- [TASK REQUIREMENTS] Identify the lines that contain the string "name" and copy all of them.

········

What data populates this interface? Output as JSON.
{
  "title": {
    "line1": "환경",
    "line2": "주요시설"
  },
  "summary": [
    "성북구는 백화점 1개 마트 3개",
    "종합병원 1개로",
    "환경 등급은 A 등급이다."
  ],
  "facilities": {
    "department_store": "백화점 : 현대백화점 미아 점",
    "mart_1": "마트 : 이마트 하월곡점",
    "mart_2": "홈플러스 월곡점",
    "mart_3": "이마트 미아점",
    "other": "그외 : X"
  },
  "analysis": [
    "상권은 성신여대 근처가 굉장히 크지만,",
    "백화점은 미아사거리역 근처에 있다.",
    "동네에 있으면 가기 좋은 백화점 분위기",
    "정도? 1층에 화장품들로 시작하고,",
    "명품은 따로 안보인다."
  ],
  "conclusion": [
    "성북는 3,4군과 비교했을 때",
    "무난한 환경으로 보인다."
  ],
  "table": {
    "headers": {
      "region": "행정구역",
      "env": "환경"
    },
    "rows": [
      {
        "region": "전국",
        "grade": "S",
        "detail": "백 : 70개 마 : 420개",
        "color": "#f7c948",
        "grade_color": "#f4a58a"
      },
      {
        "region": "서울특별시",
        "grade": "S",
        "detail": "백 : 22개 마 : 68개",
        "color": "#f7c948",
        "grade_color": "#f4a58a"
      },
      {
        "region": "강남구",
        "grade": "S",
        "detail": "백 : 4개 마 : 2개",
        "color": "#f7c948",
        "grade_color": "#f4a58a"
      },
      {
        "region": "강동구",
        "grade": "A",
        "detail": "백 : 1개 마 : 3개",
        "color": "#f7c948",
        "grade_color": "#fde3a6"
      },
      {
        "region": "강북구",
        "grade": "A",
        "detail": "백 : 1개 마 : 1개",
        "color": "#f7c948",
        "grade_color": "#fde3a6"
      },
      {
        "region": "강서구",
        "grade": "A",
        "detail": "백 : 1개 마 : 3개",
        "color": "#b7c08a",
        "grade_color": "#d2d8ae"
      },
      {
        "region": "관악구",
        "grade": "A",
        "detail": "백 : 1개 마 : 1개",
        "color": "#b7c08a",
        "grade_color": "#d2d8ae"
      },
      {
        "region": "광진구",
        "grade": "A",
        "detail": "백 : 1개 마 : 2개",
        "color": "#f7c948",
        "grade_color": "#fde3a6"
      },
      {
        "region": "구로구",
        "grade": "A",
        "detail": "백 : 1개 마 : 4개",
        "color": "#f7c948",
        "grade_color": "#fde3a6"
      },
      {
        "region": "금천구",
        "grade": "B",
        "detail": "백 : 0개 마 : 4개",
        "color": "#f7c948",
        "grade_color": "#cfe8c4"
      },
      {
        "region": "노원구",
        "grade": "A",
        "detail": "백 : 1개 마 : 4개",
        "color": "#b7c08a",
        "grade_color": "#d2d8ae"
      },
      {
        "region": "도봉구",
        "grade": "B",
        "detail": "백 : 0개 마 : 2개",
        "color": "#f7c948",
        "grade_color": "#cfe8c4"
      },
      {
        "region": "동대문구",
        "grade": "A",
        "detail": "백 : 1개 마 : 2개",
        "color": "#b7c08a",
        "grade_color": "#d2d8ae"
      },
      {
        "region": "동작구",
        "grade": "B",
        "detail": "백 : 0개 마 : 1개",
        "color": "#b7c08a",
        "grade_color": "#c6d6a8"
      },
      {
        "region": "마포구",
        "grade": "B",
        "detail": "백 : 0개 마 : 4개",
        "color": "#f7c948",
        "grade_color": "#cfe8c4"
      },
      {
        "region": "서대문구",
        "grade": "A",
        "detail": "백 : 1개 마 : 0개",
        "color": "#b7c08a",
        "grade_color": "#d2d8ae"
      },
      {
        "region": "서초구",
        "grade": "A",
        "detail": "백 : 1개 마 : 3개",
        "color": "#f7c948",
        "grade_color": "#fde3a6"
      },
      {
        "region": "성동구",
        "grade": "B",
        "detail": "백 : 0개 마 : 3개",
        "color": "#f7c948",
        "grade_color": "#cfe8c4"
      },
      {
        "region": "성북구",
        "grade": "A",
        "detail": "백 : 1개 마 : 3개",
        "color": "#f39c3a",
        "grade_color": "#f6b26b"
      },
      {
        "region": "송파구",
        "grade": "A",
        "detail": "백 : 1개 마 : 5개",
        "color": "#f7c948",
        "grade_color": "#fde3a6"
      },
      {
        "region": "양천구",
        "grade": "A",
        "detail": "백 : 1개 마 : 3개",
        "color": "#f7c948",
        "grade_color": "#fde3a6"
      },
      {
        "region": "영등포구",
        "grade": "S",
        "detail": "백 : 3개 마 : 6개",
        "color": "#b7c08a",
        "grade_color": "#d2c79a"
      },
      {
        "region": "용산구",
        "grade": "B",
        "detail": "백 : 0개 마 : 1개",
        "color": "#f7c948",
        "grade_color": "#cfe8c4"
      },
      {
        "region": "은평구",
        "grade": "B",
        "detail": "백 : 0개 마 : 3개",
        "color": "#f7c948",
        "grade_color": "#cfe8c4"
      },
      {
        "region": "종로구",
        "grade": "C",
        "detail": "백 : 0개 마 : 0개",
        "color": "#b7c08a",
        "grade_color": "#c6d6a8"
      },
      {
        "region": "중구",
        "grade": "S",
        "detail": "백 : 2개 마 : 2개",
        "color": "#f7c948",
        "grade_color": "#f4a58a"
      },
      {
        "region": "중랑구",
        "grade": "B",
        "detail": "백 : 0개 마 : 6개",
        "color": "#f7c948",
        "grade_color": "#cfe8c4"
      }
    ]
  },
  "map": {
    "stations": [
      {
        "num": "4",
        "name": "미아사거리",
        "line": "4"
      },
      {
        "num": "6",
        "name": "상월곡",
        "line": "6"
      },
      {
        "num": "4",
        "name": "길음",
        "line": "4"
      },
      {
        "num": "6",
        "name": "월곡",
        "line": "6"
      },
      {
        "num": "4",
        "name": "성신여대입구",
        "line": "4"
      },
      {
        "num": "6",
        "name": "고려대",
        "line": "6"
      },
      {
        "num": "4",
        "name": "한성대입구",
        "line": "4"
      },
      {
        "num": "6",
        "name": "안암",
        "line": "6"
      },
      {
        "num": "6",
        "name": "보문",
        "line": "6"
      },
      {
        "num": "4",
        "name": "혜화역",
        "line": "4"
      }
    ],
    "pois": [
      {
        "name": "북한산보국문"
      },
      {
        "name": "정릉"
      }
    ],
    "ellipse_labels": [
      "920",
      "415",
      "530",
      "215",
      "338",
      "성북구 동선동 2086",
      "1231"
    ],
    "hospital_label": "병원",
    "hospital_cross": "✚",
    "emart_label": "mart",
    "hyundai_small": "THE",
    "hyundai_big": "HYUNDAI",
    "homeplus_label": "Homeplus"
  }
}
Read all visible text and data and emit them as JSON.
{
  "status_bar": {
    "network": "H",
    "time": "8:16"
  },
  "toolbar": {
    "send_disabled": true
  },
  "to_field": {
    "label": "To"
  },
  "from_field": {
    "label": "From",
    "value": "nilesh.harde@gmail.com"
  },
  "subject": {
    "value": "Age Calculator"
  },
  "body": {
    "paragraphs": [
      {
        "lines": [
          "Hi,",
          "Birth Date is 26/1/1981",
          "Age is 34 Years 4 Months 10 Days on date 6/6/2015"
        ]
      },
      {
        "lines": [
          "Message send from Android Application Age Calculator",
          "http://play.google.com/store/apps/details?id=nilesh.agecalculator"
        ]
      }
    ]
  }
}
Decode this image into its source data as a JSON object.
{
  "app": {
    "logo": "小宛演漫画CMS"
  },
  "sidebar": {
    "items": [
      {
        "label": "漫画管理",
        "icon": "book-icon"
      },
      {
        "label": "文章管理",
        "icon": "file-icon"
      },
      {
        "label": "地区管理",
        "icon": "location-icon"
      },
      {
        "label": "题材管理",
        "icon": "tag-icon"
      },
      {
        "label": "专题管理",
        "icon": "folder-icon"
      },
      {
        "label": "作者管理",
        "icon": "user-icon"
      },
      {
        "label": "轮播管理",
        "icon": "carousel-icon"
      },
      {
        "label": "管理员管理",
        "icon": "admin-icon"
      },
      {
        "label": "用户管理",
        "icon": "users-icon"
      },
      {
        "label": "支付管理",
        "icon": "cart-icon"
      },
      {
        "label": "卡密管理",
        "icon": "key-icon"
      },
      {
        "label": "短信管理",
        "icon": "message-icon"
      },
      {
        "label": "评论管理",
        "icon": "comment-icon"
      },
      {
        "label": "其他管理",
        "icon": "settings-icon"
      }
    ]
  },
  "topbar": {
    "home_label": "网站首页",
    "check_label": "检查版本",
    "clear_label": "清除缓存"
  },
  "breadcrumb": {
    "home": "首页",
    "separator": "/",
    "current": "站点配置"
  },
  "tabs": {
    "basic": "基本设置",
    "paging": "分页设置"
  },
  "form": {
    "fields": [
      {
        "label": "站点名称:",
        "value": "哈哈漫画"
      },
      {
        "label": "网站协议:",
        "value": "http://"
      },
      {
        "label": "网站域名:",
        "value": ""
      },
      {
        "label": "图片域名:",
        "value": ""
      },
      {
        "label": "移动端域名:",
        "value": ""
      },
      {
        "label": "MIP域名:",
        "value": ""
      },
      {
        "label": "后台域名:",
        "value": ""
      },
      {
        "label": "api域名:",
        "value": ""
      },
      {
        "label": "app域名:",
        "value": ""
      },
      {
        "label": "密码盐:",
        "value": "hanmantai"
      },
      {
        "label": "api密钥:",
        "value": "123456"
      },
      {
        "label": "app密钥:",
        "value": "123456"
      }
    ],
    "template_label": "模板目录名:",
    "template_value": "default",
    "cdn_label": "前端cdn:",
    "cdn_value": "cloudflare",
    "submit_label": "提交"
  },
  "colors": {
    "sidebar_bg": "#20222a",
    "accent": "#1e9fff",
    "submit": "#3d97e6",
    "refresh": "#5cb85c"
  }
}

········

- [OUTPUT FOR THIS TASK]
        "name": "미아사거리",
        "name": "상월곡",
        "name": "길음",
        "name": "월곡",
        "name": "성신여대입구",
        "name": "고려대",
        "name": "한성대입구",
        "name": "안암",
        "name": "보문",
        "name": "혜화역",
        "name": "북한산보국문"
        "name": "정릉"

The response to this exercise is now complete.